▸ **STORED ROWS**

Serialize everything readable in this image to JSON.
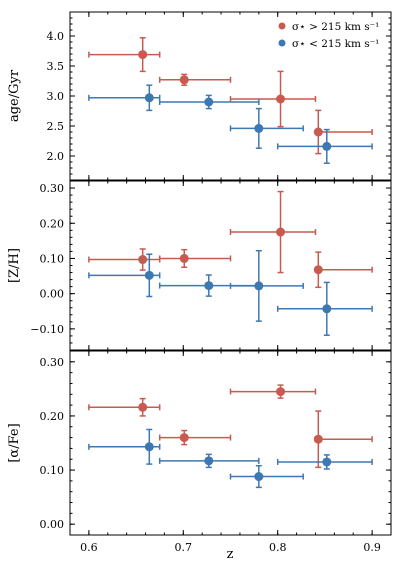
{
  "chart_data": [
    {
      "type": "scatter",
      "ylabel": "age/Gyr",
      "ylim": [
        1.6,
        4.4
      ],
      "yticks": [
        "2.0",
        "2.5",
        "3.0",
        "3.5",
        "4.0"
      ],
      "ytick_values": [
        2.0,
        2.5,
        3.0,
        3.5,
        4.0
      ],
      "legend": {
        "placement": "top-right",
        "entries": [
          {
            "label": "σ⋆ > 215 km s⁻¹",
            "color": "#c85a50"
          },
          {
            "label": "σ⋆ < 215 km s⁻¹",
            "color": "#3e78b2"
          }
        ]
      },
      "series": [
        {
          "name": "σ⋆ > 215 km s⁻¹",
          "color": "#c85a50",
          "points": [
            {
              "x": 0.657,
              "y": 3.69,
              "x_lo": 0.6,
              "x_hi": 0.675,
              "y_err": 0.28
            },
            {
              "x": 0.701,
              "y": 3.27,
              "x_lo": 0.675,
              "x_hi": 0.75,
              "y_err": 0.09
            },
            {
              "x": 0.803,
              "y": 2.95,
              "x_lo": 0.75,
              "x_hi": 0.84,
              "y_err": 0.46
            },
            {
              "x": 0.843,
              "y": 2.4,
              "x_lo": 0.84,
              "x_hi": 0.9,
              "y_err": 0.36
            }
          ]
        },
        {
          "name": "σ⋆ < 215 km s⁻¹",
          "color": "#3e78b2",
          "points": [
            {
              "x": 0.664,
              "y": 2.97,
              "x_lo": 0.6,
              "x_hi": 0.675,
              "y_err": 0.21
            },
            {
              "x": 0.727,
              "y": 2.9,
              "x_lo": 0.675,
              "x_hi": 0.78,
              "y_err": 0.11
            },
            {
              "x": 0.78,
              "y": 2.46,
              "x_lo": 0.75,
              "x_hi": 0.827,
              "y_err": 0.33
            },
            {
              "x": 0.852,
              "y": 2.16,
              "x_lo": 0.8,
              "x_hi": 0.9,
              "y_err": 0.28
            }
          ]
        }
      ]
    },
    {
      "type": "scatter",
      "ylabel": "[Z/H]",
      "ylim": [
        -0.16,
        0.32
      ],
      "yticks": [
        "−0.10",
        "0.00",
        "0.10",
        "0.20",
        "0.30"
      ],
      "ytick_values": [
        -0.1,
        0.0,
        0.1,
        0.2,
        0.3
      ],
      "series": [
        {
          "name": "σ⋆ > 215 km s⁻¹",
          "color": "#c85a50",
          "points": [
            {
              "x": 0.657,
              "y": 0.097,
              "x_lo": 0.6,
              "x_hi": 0.675,
              "y_err": 0.03
            },
            {
              "x": 0.701,
              "y": 0.1,
              "x_lo": 0.675,
              "x_hi": 0.75,
              "y_err": 0.025
            },
            {
              "x": 0.803,
              "y": 0.175,
              "x_lo": 0.75,
              "x_hi": 0.84,
              "y_err": 0.115
            },
            {
              "x": 0.843,
              "y": 0.068,
              "x_lo": 0.84,
              "x_hi": 0.9,
              "y_err": 0.05
            }
          ]
        },
        {
          "name": "σ⋆ < 215 km s⁻¹",
          "color": "#3e78b2",
          "points": [
            {
              "x": 0.664,
              "y": 0.052,
              "x_lo": 0.6,
              "x_hi": 0.675,
              "y_err": 0.06
            },
            {
              "x": 0.727,
              "y": 0.023,
              "x_lo": 0.675,
              "x_hi": 0.78,
              "y_err": 0.03
            },
            {
              "x": 0.78,
              "y": 0.022,
              "x_lo": 0.75,
              "x_hi": 0.827,
              "y_err": 0.1
            },
            {
              "x": 0.852,
              "y": -0.043,
              "x_lo": 0.8,
              "x_hi": 0.9,
              "y_err": 0.075
            }
          ]
        }
      ]
    },
    {
      "type": "scatter",
      "xlabel": "z",
      "ylabel": "[α/Fe]",
      "ylim": [
        -0.02,
        0.32
      ],
      "xlim": [
        0.58,
        0.92
      ],
      "xticks": [
        "0.6",
        "0.7",
        "0.8",
        "0.9"
      ],
      "xtick_values": [
        0.6,
        0.7,
        0.8,
        0.9
      ],
      "yticks": [
        "0.00",
        "0.10",
        "0.20",
        "0.30"
      ],
      "ytick_values": [
        0.0,
        0.1,
        0.2,
        0.3
      ],
      "series": [
        {
          "name": "σ⋆ > 215 km s⁻¹",
          "color": "#c85a50",
          "points": [
            {
              "x": 0.657,
              "y": 0.216,
              "x_lo": 0.6,
              "x_hi": 0.675,
              "y_err": 0.016
            },
            {
              "x": 0.701,
              "y": 0.16,
              "x_lo": 0.675,
              "x_hi": 0.75,
              "y_err": 0.013
            },
            {
              "x": 0.803,
              "y": 0.245,
              "x_lo": 0.75,
              "x_hi": 0.84,
              "y_err": 0.012
            },
            {
              "x": 0.843,
              "y": 0.157,
              "x_lo": 0.84,
              "x_hi": 0.9,
              "y_err": 0.052
            }
          ]
        },
        {
          "name": "σ⋆ < 215 km s⁻¹",
          "color": "#3e78b2",
          "points": [
            {
              "x": 0.664,
              "y": 0.143,
              "x_lo": 0.6,
              "x_hi": 0.675,
              "y_err": 0.032
            },
            {
              "x": 0.727,
              "y": 0.117,
              "x_lo": 0.675,
              "x_hi": 0.78,
              "y_err": 0.012
            },
            {
              "x": 0.78,
              "y": 0.088,
              "x_lo": 0.75,
              "x_hi": 0.827,
              "y_err": 0.02
            },
            {
              "x": 0.852,
              "y": 0.115,
              "x_lo": 0.8,
              "x_hi": 0.9,
              "y_err": 0.013
            }
          ]
        }
      ]
    }
  ]
}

▸ **EXERCISE DIRECTIONS**
Every record above should be transcribed exactly; the pictures stay out of the copy.

▸ **PROBLEM SOLUTION**
Serialize everything readable in this image to JSON.
{
  "chart_data": [
    {
      "type": "scatter",
      "ylabel": "age/Gyr",
      "ylim": [
        1.6,
        4.4
      ],
      "yticks": [
        "2.0",
        "2.5",
        "3.0",
        "3.5",
        "4.0"
      ],
      "ytick_values": [
        2.0,
        2.5,
        3.0,
        3.5,
        4.0
      ],
      "legend": {
        "placement": "top-right",
        "entries": [
          {
            "label": "σ⋆ > 215 km s⁻¹",
            "color": "#c85a50"
          },
          {
            "label": "σ⋆ < 215 km s⁻¹",
            "color": "#3e78b2"
          }
        ]
      },
      "series": [
        {
          "name": "σ⋆ > 215 km s⁻¹",
          "color": "#c85a50",
          "points": [
            {
              "x": 0.657,
              "y": 3.69,
              "x_lo": 0.6,
              "x_hi": 0.675,
              "y_err": 0.28
            },
            {
              "x": 0.701,
              "y": 3.27,
              "x_lo": 0.675,
              "x_hi": 0.75,
              "y_err": 0.09
            },
            {
              "x": 0.803,
              "y": 2.95,
              "x_lo": 0.75,
              "x_hi": 0.84,
              "y_err": 0.46
            },
            {
              "x": 0.843,
              "y": 2.4,
              "x_lo": 0.84,
              "x_hi": 0.9,
              "y_err": 0.36
            }
          ]
        },
        {
          "name": "σ⋆ < 215 km s⁻¹",
          "color": "#3e78b2",
          "points": [
            {
              "x": 0.664,
              "y": 2.97,
              "x_lo": 0.6,
              "x_hi": 0.675,
              "y_err": 0.21
            },
            {
              "x": 0.727,
              "y": 2.9,
              "x_lo": 0.675,
              "x_hi": 0.78,
              "y_err": 0.11
            },
            {
              "x": 0.78,
              "y": 2.46,
              "x_lo": 0.75,
              "x_hi": 0.827,
              "y_err": 0.33
            },
            {
              "x": 0.852,
              "y": 2.16,
              "x_lo": 0.8,
              "x_hi": 0.9,
              "y_err": 0.28
            }
          ]
        }
      ]
    },
    {
      "type": "scatter",
      "ylabel": "[Z/H]",
      "ylim": [
        -0.16,
        0.32
      ],
      "yticks": [
        "−0.10",
        "0.00",
        "0.10",
        "0.20",
        "0.30"
      ],
      "ytick_values": [
        -0.1,
        0.0,
        0.1,
        0.2,
        0.3
      ],
      "series": [
        {
          "name": "σ⋆ > 215 km s⁻¹",
          "color": "#c85a50",
          "points": [
            {
              "x": 0.657,
              "y": 0.097,
              "x_lo": 0.6,
              "x_hi": 0.675,
              "y_err": 0.03
            },
            {
              "x": 0.701,
              "y": 0.1,
              "x_lo": 0.675,
              "x_hi": 0.75,
              "y_err": 0.025
            },
            {
              "x": 0.803,
              "y": 0.175,
              "x_lo": 0.75,
              "x_hi": 0.84,
              "y_err": 0.115
            },
            {
              "x": 0.843,
              "y": 0.068,
              "x_lo": 0.84,
              "x_hi": 0.9,
              "y_err": 0.05
            }
          ]
        },
        {
          "name": "σ⋆ < 215 km s⁻¹",
          "color": "#3e78b2",
          "points": [
            {
              "x": 0.664,
              "y": 0.052,
              "x_lo": 0.6,
              "x_hi": 0.675,
              "y_err": 0.06
            },
            {
              "x": 0.727,
              "y": 0.023,
              "x_lo": 0.675,
              "x_hi": 0.78,
              "y_err": 0.03
            },
            {
              "x": 0.78,
              "y": 0.022,
              "x_lo": 0.75,
              "x_hi": 0.827,
              "y_err": 0.1
            },
            {
              "x": 0.852,
              "y": -0.043,
              "x_lo": 0.8,
              "x_hi": 0.9,
              "y_err": 0.075
            }
          ]
        }
      ]
    },
    {
      "type": "scatter",
      "xlabel": "z",
      "ylabel": "[α/Fe]",
      "ylim": [
        -0.02,
        0.32
      ],
      "xlim": [
        0.58,
        0.92
      ],
      "xticks": [
        "0.6",
        "0.7",
        "0.8",
        "0.9"
      ],
      "xtick_values": [
        0.6,
        0.7,
        0.8,
        0.9
      ],
      "yticks": [
        "0.00",
        "0.10",
        "0.20",
        "0.30"
      ],
      "ytick_values": [
        0.0,
        0.1,
        0.2,
        0.3
      ],
      "series": [
        {
          "name": "σ⋆ > 215 km s⁻¹",
          "color": "#c85a50",
          "points": [
            {
              "x": 0.657,
              "y": 0.216,
              "x_lo": 0.6,
              "x_hi": 0.675,
              "y_err": 0.016
            },
            {
              "x": 0.701,
              "y": 0.16,
              "x_lo": 0.675,
              "x_hi": 0.75,
              "y_err": 0.013
            },
            {
              "x": 0.803,
              "y": 0.245,
              "x_lo": 0.75,
              "x_hi": 0.84,
              "y_err": 0.012
            },
            {
              "x": 0.843,
              "y": 0.157,
              "x_lo": 0.84,
              "x_hi": 0.9,
              "y_err": 0.052
            }
          ]
        },
        {
          "name": "σ⋆ < 215 km s⁻¹",
          "color": "#3e78b2",
          "points": [
            {
              "x": 0.664,
              "y": 0.143,
              "x_lo": 0.6,
              "x_hi": 0.675,
              "y_err": 0.032
            },
            {
              "x": 0.727,
              "y": 0.117,
              "x_lo": 0.675,
              "x_hi": 0.78,
              "y_err": 0.012
            },
            {
              "x": 0.78,
              "y": 0.088,
              "x_lo": 0.75,
              "x_hi": 0.827,
              "y_err": 0.02
            },
            {
              "x": 0.852,
              "y": 0.115,
              "x_lo": 0.8,
              "x_hi": 0.9,
              "y_err": 0.013
            }
          ]
        }
      ]
    }
  ]
}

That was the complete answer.